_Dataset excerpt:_
--- Start ---

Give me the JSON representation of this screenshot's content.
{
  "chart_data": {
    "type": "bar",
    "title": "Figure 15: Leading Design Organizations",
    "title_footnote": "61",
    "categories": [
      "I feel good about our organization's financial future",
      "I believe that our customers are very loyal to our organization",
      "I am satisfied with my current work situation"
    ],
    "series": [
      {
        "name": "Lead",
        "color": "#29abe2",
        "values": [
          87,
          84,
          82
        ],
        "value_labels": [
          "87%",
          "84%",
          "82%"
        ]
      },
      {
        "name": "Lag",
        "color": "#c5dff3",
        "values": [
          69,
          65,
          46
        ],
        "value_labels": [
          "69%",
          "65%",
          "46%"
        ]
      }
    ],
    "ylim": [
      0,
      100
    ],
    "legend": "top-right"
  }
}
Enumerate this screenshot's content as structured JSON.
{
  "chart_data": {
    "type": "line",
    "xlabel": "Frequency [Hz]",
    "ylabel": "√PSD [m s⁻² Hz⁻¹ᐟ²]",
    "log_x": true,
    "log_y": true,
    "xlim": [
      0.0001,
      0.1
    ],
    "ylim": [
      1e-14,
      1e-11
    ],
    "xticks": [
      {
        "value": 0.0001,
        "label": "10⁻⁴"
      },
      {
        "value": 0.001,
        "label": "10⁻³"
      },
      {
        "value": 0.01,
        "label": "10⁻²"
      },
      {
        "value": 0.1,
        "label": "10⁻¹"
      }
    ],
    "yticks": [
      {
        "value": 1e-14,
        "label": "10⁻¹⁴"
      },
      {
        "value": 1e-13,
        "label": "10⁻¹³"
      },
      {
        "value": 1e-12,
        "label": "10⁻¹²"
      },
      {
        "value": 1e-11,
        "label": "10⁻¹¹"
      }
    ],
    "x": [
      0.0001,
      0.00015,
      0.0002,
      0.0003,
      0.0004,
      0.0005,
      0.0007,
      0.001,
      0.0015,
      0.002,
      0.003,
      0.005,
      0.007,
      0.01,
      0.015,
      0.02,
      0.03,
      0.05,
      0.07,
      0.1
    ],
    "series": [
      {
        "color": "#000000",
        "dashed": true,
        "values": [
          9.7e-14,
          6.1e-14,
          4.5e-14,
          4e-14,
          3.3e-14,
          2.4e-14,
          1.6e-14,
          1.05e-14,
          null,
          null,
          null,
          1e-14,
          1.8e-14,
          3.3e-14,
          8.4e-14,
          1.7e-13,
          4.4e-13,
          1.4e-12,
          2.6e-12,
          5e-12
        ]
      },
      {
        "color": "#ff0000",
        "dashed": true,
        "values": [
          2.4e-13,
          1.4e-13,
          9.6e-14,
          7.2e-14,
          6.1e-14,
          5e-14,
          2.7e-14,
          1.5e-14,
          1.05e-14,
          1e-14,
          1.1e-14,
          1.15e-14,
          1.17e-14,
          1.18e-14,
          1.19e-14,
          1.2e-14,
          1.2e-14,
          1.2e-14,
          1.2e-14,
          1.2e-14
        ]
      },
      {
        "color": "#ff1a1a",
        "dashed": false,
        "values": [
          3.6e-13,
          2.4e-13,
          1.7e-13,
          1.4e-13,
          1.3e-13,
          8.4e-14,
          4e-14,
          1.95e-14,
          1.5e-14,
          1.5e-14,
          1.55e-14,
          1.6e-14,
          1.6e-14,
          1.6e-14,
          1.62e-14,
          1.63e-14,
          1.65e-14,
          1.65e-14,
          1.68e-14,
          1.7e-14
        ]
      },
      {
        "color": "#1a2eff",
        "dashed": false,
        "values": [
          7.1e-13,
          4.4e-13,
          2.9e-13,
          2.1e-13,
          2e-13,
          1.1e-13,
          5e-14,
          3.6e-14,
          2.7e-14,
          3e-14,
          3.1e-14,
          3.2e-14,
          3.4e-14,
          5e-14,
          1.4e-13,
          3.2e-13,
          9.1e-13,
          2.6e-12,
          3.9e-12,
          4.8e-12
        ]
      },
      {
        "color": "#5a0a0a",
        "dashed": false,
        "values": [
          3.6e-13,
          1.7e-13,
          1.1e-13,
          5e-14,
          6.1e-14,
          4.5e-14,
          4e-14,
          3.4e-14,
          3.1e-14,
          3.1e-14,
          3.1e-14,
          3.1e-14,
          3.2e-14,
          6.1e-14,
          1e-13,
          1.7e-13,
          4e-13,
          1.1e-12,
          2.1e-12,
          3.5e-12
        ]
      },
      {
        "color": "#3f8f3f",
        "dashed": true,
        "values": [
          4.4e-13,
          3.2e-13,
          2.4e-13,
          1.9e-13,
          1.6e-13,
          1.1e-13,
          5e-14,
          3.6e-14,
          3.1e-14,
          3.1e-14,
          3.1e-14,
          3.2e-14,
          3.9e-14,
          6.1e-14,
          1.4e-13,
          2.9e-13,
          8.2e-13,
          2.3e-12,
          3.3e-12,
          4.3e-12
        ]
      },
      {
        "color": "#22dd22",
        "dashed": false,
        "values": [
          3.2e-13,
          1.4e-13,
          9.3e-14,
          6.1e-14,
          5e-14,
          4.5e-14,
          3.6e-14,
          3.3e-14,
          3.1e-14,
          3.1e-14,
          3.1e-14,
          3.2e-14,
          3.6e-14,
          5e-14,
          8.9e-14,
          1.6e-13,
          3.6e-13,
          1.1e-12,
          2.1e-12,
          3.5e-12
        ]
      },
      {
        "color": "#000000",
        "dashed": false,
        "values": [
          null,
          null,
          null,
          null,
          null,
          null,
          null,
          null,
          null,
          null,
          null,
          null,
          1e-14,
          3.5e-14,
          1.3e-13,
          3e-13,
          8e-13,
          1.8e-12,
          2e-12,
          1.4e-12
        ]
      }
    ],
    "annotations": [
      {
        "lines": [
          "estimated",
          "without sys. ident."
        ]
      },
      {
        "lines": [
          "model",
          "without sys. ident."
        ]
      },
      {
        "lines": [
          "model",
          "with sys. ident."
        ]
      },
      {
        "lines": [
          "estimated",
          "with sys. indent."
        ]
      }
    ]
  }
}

--- End ---

_Exercise goal:_ Write out the entries above once more, without altering anything.

_Answer to this task:_
Give me the JSON representation of this screenshot's content.
{
  "chart_data": {
    "type": "bar",
    "title": "Figure 15: Leading Design Organizations",
    "title_footnote": "61",
    "categories": [
      "I feel good about our organization's financial future",
      "I believe that our customers are very loyal to our organization",
      "I am satisfied with my current work situation"
    ],
    "series": [
      {
        "name": "Lead",
        "color": "#29abe2",
        "values": [
          87,
          84,
          82
        ],
        "value_labels": [
          "87%",
          "84%",
          "82%"
        ]
      },
      {
        "name": "Lag",
        "color": "#c5dff3",
        "values": [
          69,
          65,
          46
        ],
        "value_labels": [
          "69%",
          "65%",
          "46%"
        ]
      }
    ],
    "ylim": [
      0,
      100
    ],
    "legend": "top-right"
  }
}
Enumerate this screenshot's content as structured JSON.
{
  "chart_data": {
    "type": "line",
    "xlabel": "Frequency [Hz]",
    "ylabel": "√PSD [m s⁻² Hz⁻¹ᐟ²]",
    "log_x": true,
    "log_y": true,
    "xlim": [
      0.0001,
      0.1
    ],
    "ylim": [
      1e-14,
      1e-11
    ],
    "xticks": [
      {
        "value": 0.0001,
        "label": "10⁻⁴"
      },
      {
        "value": 0.001,
        "label": "10⁻³"
      },
      {
        "value": 0.01,
        "label": "10⁻²"
      },
      {
        "value": 0.1,
        "label": "10⁻¹"
      }
    ],
    "yticks": [
      {
        "value": 1e-14,
        "label": "10⁻¹⁴"
      },
      {
        "value": 1e-13,
        "label": "10⁻¹³"
      },
      {
        "value": 1e-12,
        "label": "10⁻¹²"
      },
      {
        "value": 1e-11,
        "label": "10⁻¹¹"
      }
    ],
    "x": [
      0.0001,
      0.00015,
      0.0002,
      0.0003,
      0.0004,
      0.0005,
      0.0007,
      0.001,
      0.0015,
      0.002,
      0.003,
      0.005,
      0.007,
      0.01,
      0.015,
      0.02,
      0.03,
      0.05,
      0.07,
      0.1
    ],
    "series": [
      {
        "color": "#000000",
        "dashed": true,
        "values": [
          9.7e-14,
          6.1e-14,
          4.5e-14,
          4e-14,
          3.3e-14,
          2.4e-14,
          1.6e-14,
          1.05e-14,
          null,
          null,
          null,
          1e-14,
          1.8e-14,
          3.3e-14,
          8.4e-14,
          1.7e-13,
          4.4e-13,
          1.4e-12,
          2.6e-12,
          5e-12
        ]
      },
      {
        "color": "#ff0000",
        "dashed": true,
        "values": [
          2.4e-13,
          1.4e-13,
          9.6e-14,
          7.2e-14,
          6.1e-14,
          5e-14,
          2.7e-14,
          1.5e-14,
          1.05e-14,
          1e-14,
          1.1e-14,
          1.15e-14,
          1.17e-14,
          1.18e-14,
          1.19e-14,
          1.2e-14,
          1.2e-14,
          1.2e-14,
          1.2e-14,
          1.2e-14
        ]
      },
      {
        "color": "#ff1a1a",
        "dashed": false,
        "values": [
          3.6e-13,
          2.4e-13,
          1.7e-13,
          1.4e-13,
          1.3e-13,
          8.4e-14,
          4e-14,
          1.95e-14,
          1.5e-14,
          1.5e-14,
          1.55e-14,
          1.6e-14,
          1.6e-14,
          1.6e-14,
          1.62e-14,
          1.63e-14,
          1.65e-14,
          1.65e-14,
          1.68e-14,
          1.7e-14
        ]
      },
      {
        "color": "#1a2eff",
        "dashed": false,
        "values": [
          7.1e-13,
          4.4e-13,
          2.9e-13,
          2.1e-13,
          2e-13,
          1.1e-13,
          5e-14,
          3.6e-14,
          2.7e-14,
          3e-14,
          3.1e-14,
          3.2e-14,
          3.4e-14,
          5e-14,
          1.4e-13,
          3.2e-13,
          9.1e-13,
          2.6e-12,
          3.9e-12,
          4.8e-12
        ]
      },
      {
        "color": "#5a0a0a",
        "dashed": false,
        "values": [
          3.6e-13,
          1.7e-13,
          1.1e-13,
          5e-14,
          6.1e-14,
          4.5e-14,
          4e-14,
          3.4e-14,
          3.1e-14,
          3.1e-14,
          3.1e-14,
          3.1e-14,
          3.2e-14,
          6.1e-14,
          1e-13,
          1.7e-13,
          4e-13,
          1.1e-12,
          2.1e-12,
          3.5e-12
        ]
      },
      {
        "color": "#3f8f3f",
        "dashed": true,
        "values": [
          4.4e-13,
          3.2e-13,
          2.4e-13,
          1.9e-13,
          1.6e-13,
          1.1e-13,
          5e-14,
          3.6e-14,
          3.1e-14,
          3.1e-14,
          3.1e-14,
          3.2e-14,
          3.9e-14,
          6.1e-14,
          1.4e-13,
          2.9e-13,
          8.2e-13,
          2.3e-12,
          3.3e-12,
          4.3e-12
        ]
      },
      {
        "color": "#22dd22",
        "dashed": false,
        "values": [
          3.2e-13,
          1.4e-13,
          9.3e-14,
          6.1e-14,
          5e-14,
          4.5e-14,
          3.6e-14,
          3.3e-14,
          3.1e-14,
          3.1e-14,
          3.1e-14,
          3.2e-14,
          3.6e-14,
          5e-14,
          8.9e-14,
          1.6e-13,
          3.6e-13,
          1.1e-12,
          2.1e-12,
          3.5e-12
        ]
      },
      {
        "color": "#000000",
        "dashed": false,
        "values": [
          null,
          null,
          null,
          null,
          null,
          null,
          null,
          null,
          null,
          null,
          null,
          null,
          1e-14,
          3.5e-14,
          1.3e-13,
          3e-13,
          8e-13,
          1.8e-12,
          2e-12,
          1.4e-12
        ]
      }
    ],
    "annotations": [
      {
        "lines": [
          "estimated",
          "without sys. ident."
        ]
      },
      {
        "lines": [
          "model",
          "without sys. ident."
        ]
      },
      {
        "lines": [
          "model",
          "with sys. ident."
        ]
      },
      {
        "lines": [
          "estimated",
          "with sys. indent."
        ]
      }
    ]
  }
}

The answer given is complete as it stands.